Task to complete: Make an exact copy of the listing below.

Figure data in JSON:
-=-=-=-=-

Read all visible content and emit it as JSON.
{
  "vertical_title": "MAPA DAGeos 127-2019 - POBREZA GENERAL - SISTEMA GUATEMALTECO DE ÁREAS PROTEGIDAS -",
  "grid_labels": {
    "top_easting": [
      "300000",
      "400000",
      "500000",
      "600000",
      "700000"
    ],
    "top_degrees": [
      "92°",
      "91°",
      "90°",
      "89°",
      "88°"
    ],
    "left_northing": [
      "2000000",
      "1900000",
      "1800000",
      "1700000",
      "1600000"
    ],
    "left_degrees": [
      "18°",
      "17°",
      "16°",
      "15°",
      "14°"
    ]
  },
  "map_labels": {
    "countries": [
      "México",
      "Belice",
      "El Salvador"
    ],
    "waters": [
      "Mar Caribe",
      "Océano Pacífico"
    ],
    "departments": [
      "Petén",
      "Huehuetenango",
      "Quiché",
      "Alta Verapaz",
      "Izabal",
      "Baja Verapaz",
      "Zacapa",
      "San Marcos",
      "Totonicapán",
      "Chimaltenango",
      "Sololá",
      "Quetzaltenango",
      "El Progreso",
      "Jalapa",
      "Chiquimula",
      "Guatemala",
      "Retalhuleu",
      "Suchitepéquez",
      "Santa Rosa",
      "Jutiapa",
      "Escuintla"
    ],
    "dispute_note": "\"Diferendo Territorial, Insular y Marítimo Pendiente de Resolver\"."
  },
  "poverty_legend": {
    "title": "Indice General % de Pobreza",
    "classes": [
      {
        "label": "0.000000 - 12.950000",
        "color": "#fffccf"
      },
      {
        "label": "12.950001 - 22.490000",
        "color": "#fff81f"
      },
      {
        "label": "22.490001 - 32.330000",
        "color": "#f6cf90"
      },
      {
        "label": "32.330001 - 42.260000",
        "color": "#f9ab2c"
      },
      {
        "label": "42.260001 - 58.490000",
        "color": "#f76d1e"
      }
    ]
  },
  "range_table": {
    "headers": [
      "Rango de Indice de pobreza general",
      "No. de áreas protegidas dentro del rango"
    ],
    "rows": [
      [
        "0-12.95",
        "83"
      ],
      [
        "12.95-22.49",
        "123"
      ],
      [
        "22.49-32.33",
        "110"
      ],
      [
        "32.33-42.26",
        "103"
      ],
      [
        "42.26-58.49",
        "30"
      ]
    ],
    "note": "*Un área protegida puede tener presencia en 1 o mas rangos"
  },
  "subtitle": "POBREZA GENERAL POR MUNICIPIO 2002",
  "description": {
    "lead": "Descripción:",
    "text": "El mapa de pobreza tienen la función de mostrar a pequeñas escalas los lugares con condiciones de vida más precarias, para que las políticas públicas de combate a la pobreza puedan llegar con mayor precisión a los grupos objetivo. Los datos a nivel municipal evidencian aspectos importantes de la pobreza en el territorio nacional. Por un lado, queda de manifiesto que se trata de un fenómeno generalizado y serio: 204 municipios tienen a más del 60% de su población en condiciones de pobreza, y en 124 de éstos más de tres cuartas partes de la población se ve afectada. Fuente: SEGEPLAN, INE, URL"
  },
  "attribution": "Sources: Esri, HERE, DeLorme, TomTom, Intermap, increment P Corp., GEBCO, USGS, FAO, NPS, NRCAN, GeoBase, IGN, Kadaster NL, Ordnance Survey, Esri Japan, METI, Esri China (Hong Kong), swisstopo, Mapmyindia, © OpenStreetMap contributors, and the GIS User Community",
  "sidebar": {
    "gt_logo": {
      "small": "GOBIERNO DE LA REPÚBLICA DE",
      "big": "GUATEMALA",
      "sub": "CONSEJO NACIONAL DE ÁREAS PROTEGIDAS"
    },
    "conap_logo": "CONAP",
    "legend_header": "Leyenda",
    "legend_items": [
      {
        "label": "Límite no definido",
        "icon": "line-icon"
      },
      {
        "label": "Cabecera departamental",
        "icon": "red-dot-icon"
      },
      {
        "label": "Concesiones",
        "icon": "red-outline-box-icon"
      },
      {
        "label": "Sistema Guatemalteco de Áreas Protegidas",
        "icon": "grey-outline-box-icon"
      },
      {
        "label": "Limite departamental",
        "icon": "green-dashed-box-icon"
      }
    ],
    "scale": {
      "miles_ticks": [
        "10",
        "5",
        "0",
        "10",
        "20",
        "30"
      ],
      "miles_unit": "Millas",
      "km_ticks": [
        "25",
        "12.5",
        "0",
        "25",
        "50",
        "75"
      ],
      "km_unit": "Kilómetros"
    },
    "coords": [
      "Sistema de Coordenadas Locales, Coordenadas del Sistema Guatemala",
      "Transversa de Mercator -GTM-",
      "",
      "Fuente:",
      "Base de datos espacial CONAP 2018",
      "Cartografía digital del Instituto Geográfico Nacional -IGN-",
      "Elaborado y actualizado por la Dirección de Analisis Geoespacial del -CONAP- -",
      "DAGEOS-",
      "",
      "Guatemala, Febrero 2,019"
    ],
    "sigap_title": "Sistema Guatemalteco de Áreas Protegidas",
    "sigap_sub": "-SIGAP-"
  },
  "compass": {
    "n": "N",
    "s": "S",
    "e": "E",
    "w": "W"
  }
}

-=-=-=-=-

Output for this task:
Read all visible content and emit it as JSON.
{
  "vertical_title": "MAPA DAGeos 127-2019 - POBREZA GENERAL - SISTEMA GUATEMALTECO DE ÁREAS PROTEGIDAS -",
  "grid_labels": {
    "top_easting": [
      "300000",
      "400000",
      "500000",
      "600000",
      "700000"
    ],
    "top_degrees": [
      "92°",
      "91°",
      "90°",
      "89°",
      "88°"
    ],
    "left_northing": [
      "2000000",
      "1900000",
      "1800000",
      "1700000",
      "1600000"
    ],
    "left_degrees": [
      "18°",
      "17°",
      "16°",
      "15°",
      "14°"
    ]
  },
  "map_labels": {
    "countries": [
      "México",
      "Belice",
      "El Salvador"
    ],
    "waters": [
      "Mar Caribe",
      "Océano Pacífico"
    ],
    "departments": [
      "Petén",
      "Huehuetenango",
      "Quiché",
      "Alta Verapaz",
      "Izabal",
      "Baja Verapaz",
      "Zacapa",
      "San Marcos",
      "Totonicapán",
      "Chimaltenango",
      "Sololá",
      "Quetzaltenango",
      "El Progreso",
      "Jalapa",
      "Chiquimula",
      "Guatemala",
      "Retalhuleu",
      "Suchitepéquez",
      "Santa Rosa",
      "Jutiapa",
      "Escuintla"
    ],
    "dispute_note": "\"Diferendo Territorial, Insular y Marítimo Pendiente de Resolver\"."
  },
  "poverty_legend": {
    "title": "Indice General % de Pobreza",
    "classes": [
      {
        "label": "0.000000 - 12.950000",
        "color": "#fffccf"
      },
      {
        "label": "12.950001 - 22.490000",
        "color": "#fff81f"
      },
      {
        "label": "22.490001 - 32.330000",
        "color": "#f6cf90"
      },
      {
        "label": "32.330001 - 42.260000",
        "color": "#f9ab2c"
      },
      {
        "label": "42.260001 - 58.490000",
        "color": "#f76d1e"
      }
    ]
  },
  "range_table": {
    "headers": [
      "Rango de Indice de pobreza general",
      "No. de áreas protegidas dentro del rango"
    ],
    "rows": [
      [
        "0-12.95",
        "83"
      ],
      [
        "12.95-22.49",
        "123"
      ],
      [
        "22.49-32.33",
        "110"
      ],
      [
        "32.33-42.26",
        "103"
      ],
      [
        "42.26-58.49",
        "30"
      ]
    ],
    "note": "*Un área protegida puede tener presencia en 1 o mas rangos"
  },
  "subtitle": "POBREZA GENERAL POR MUNICIPIO 2002",
  "description": {
    "lead": "Descripción:",
    "text": "El mapa de pobreza tienen la función de mostrar a pequeñas escalas los lugares con condiciones de vida más precarias, para que las políticas públicas de combate a la pobreza puedan llegar con mayor precisión a los grupos objetivo. Los datos a nivel municipal evidencian aspectos importantes de la pobreza en el territorio nacional. Por un lado, queda de manifiesto que se trata de un fenómeno generalizado y serio: 204 municipios tienen a más del 60% de su población en condiciones de pobreza, y en 124 de éstos más de tres cuartas partes de la población se ve afectada. Fuente: SEGEPLAN, INE, URL"
  },
  "attribution": "Sources: Esri, HERE, DeLorme, TomTom, Intermap, increment P Corp., GEBCO, USGS, FAO, NPS, NRCAN, GeoBase, IGN, Kadaster NL, Ordnance Survey, Esri Japan, METI, Esri China (Hong Kong), swisstopo, Mapmyindia, © OpenStreetMap contributors, and the GIS User Community",
  "sidebar": {
    "gt_logo": {
      "small": "GOBIERNO DE LA REPÚBLICA DE",
      "big": "GUATEMALA",
      "sub": "CONSEJO NACIONAL DE ÁREAS PROTEGIDAS"
    },
    "conap_logo": "CONAP",
    "legend_header": "Leyenda",
    "legend_items": [
      {
        "label": "Límite no definido",
        "icon": "line-icon"
      },
      {
        "label": "Cabecera departamental",
        "icon": "red-dot-icon"
      },
      {
        "label": "Concesiones",
        "icon": "red-outline-box-icon"
      },
      {
        "label": "Sistema Guatemalteco de Áreas Protegidas",
        "icon": "grey-outline-box-icon"
      },
      {
        "label": "Limite departamental",
        "icon": "green-dashed-box-icon"
      }
    ],
    "scale": {
      "miles_ticks": [
        "10",
        "5",
        "0",
        "10",
        "20",
        "30"
      ],
      "miles_unit": "Millas",
      "km_ticks": [
        "25",
        "12.5",
        "0",
        "25",
        "50",
        "75"
      ],
      "km_unit": "Kilómetros"
    },
    "coords": [
      "Sistema de Coordenadas Locales, Coordenadas del Sistema Guatemala",
      "Transversa de Mercator -GTM-",
      "",
      "Fuente:",
      "Base de datos espacial CONAP 2018",
      "Cartografía digital del Instituto Geográfico Nacional -IGN-",
      "Elaborado y actualizado por la Dirección de Analisis Geoespacial del -CONAP- -",
      "DAGEOS-",
      "",
      "Guatemala, Febrero 2,019"
    ],
    "sigap_title": "Sistema Guatemalteco de Áreas Protegidas",
    "sigap_sub": "-SIGAP-"
  },
  "compass": {
    "n": "N",
    "s": "S",
    "e": "E",
    "w": "W"
  }
}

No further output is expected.